_TASK INPUTS_.
________________________

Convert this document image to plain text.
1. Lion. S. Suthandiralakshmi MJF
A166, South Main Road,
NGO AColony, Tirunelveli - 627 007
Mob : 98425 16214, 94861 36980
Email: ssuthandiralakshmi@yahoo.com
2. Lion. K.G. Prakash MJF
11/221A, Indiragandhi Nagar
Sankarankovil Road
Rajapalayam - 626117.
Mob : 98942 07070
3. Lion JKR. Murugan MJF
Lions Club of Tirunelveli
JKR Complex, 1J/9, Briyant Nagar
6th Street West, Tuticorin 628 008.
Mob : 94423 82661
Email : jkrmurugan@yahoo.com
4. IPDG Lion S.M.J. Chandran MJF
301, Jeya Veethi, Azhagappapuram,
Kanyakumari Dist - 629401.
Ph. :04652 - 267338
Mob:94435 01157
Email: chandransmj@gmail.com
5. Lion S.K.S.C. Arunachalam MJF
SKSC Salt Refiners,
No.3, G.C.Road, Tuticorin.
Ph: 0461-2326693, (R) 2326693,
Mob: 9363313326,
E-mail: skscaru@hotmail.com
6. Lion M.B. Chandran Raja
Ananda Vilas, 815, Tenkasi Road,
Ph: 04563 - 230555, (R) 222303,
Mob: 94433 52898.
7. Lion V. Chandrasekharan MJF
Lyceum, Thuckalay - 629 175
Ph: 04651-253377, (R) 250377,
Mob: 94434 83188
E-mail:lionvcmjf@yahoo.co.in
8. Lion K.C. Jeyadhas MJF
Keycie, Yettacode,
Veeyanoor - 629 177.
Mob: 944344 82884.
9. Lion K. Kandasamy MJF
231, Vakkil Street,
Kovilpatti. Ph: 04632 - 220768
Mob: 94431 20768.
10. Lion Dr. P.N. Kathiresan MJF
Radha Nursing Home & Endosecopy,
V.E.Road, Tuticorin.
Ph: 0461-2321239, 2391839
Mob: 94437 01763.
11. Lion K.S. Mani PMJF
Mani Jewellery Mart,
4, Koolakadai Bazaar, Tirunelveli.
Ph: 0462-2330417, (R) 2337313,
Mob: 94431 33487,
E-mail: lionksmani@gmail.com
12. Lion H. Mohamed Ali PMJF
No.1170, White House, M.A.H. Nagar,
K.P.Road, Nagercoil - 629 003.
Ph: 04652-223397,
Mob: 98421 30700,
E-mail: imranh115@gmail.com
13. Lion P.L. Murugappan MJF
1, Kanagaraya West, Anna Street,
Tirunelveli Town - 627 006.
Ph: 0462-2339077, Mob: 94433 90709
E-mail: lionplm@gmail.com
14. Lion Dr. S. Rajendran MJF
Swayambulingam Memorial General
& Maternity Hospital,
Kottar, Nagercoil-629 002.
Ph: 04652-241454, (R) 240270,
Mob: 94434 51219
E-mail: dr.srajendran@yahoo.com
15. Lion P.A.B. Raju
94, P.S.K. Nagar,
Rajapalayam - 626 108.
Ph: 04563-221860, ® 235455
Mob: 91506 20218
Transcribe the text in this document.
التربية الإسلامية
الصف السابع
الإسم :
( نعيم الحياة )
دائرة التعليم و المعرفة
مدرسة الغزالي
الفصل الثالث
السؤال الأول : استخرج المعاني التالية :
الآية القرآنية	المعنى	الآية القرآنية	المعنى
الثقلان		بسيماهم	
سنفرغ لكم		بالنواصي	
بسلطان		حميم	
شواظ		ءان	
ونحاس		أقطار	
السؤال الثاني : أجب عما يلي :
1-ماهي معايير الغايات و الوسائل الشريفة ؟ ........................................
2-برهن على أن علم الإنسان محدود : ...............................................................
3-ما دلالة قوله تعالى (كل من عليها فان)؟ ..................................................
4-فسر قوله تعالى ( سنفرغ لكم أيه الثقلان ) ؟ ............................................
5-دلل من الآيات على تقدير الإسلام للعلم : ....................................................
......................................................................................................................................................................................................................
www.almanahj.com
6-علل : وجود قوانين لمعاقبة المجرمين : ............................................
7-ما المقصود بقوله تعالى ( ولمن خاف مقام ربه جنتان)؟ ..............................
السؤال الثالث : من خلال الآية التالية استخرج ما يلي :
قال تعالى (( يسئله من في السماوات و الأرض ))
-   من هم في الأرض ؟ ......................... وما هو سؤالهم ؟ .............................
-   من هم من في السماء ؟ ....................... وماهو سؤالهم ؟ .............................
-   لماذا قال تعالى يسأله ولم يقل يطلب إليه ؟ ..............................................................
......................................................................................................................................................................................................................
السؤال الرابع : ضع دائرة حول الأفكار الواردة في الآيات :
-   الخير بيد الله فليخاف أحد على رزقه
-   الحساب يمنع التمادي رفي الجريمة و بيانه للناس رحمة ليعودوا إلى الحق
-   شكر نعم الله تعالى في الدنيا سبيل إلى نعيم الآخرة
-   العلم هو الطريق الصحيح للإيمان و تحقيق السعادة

________________________

_OBJECTIVE_. Transcribe each entry exactly.

_OUTPUT BELOW_.
Convert this document image to plain text.
1. Lion. S. Suthandiralakshmi MJF
A166, South Main Road,
NGO AColony, Tirunelveli - 627 007
Mob : 98425 16214, 94861 36980
Email: ssuthandiralakshmi@yahoo.com
2. Lion. K.G. Prakash MJF
11/221A, Indiragandhi Nagar
Sankarankovil Road
Rajapalayam - 626117.
Mob : 98942 07070
3. Lion JKR. Murugan MJF
Lions Club of Tirunelveli
JKR Complex, 1J/9, Briyant Nagar
6th Street West, Tuticorin 628 008.
Mob : 94423 82661
Email : jkrmurugan@yahoo.com
4. IPDG Lion S.M.J. Chandran MJF
301, Jeya Veethi, Azhagappapuram,
Kanyakumari Dist - 629401.
Ph. :04652 - 267338
Mob:94435 01157
Email: chandransmj@gmail.com
5. Lion S.K.S.C. Arunachalam MJF
SKSC Salt Refiners,
No.3, G.C.Road, Tuticorin.
Ph: 0461-2326693, (R) 2326693,
Mob: 9363313326,
E-mail: skscaru@hotmail.com
6. Lion M.B. Chandran Raja
Ananda Vilas, 815, Tenkasi Road,
Ph: 04563 - 230555, (R) 222303,
Mob: 94433 52898.
7. Lion V. Chandrasekharan MJF
Lyceum, Thuckalay - 629 175
Ph: 04651-253377, (R) 250377,
Mob: 94434 83188
E-mail:lionvcmjf@yahoo.co.in
8. Lion K.C. Jeyadhas MJF
Keycie, Yettacode,
Veeyanoor - 629 177.
Mob: 944344 82884.
9. Lion K. Kandasamy MJF
231, Vakkil Street,
Kovilpatti. Ph: 04632 - 220768
Mob: 94431 20768.
10. Lion Dr. P.N. Kathiresan MJF
Radha Nursing Home & Endosecopy,
V.E.Road, Tuticorin.
Ph: 0461-2321239, 2391839
Mob: 94437 01763.
11. Lion K.S. Mani PMJF
Mani Jewellery Mart,
4, Koolakadai Bazaar, Tirunelveli.
Ph: 0462-2330417, (R) 2337313,
Mob: 94431 33487,
E-mail: lionksmani@gmail.com
12. Lion H. Mohamed Ali PMJF
No.1170, White House, M.A.H. Nagar,
K.P.Road, Nagercoil - 629 003.
Ph: 04652-223397,
Mob: 98421 30700,
E-mail: imranh115@gmail.com
13. Lion P.L. Murugappan MJF
1, Kanagaraya West, Anna Street,
Tirunelveli Town - 627 006.
Ph: 0462-2339077, Mob: 94433 90709
E-mail: lionplm@gmail.com
14. Lion Dr. S. Rajendran MJF
Swayambulingam Memorial General
& Maternity Hospital,
Kottar, Nagercoil-629 002.
Ph: 04652-241454, (R) 240270,
Mob: 94434 51219
E-mail: dr.srajendran@yahoo.com
15. Lion P.A.B. Raju
94, P.S.K. Nagar,
Rajapalayam - 626 108.
Ph: 04563-221860, ® 235455
Mob: 91506 20218
Transcribe the text in this document.
التربية الإسلامية
الصف السابع
الإسم :
( نعيم الحياة )
دائرة التعليم و المعرفة
مدرسة الغزالي
الفصل الثالث
السؤال الأول : استخرج المعاني التالية :
الآية القرآنية	المعنى	الآية القرآنية	المعنى
الثقلان		بسيماهم	
سنفرغ لكم		بالنواصي	
بسلطان		حميم	
شواظ		ءان	
ونحاس		أقطار	
السؤال الثاني : أجب عما يلي :
1-ماهي معايير الغايات و الوسائل الشريفة ؟ ........................................
2-برهن على أن علم الإنسان محدود : ...............................................................
3-ما دلالة قوله تعالى (كل من عليها فان)؟ ..................................................
4-فسر قوله تعالى ( سنفرغ لكم أيه الثقلان ) ؟ ............................................
5-دلل من الآيات على تقدير الإسلام للعلم : ....................................................
......................................................................................................................................................................................................................
www.almanahj.com
6-علل : وجود قوانين لمعاقبة المجرمين : ............................................
7-ما المقصود بقوله تعالى ( ولمن خاف مقام ربه جنتان)؟ ..............................
السؤال الثالث : من خلال الآية التالية استخرج ما يلي :
قال تعالى (( يسئله من في السماوات و الأرض ))
-   من هم في الأرض ؟ ......................... وما هو سؤالهم ؟ .............................
-   من هم من في السماء ؟ ....................... وماهو سؤالهم ؟ .............................
-   لماذا قال تعالى يسأله ولم يقل يطلب إليه ؟ ..............................................................
......................................................................................................................................................................................................................
السؤال الرابع : ضع دائرة حول الأفكار الواردة في الآيات :
-   الخير بيد الله فليخاف أحد على رزقه
-   الحساب يمنع التمادي رفي الجريمة و بيانه للناس رحمة ليعودوا إلى الحق
-   شكر نعم الله تعالى في الدنيا سبيل إلى نعيم الآخرة
-   العلم هو الطريق الصحيح للإيمان و تحقيق السعادة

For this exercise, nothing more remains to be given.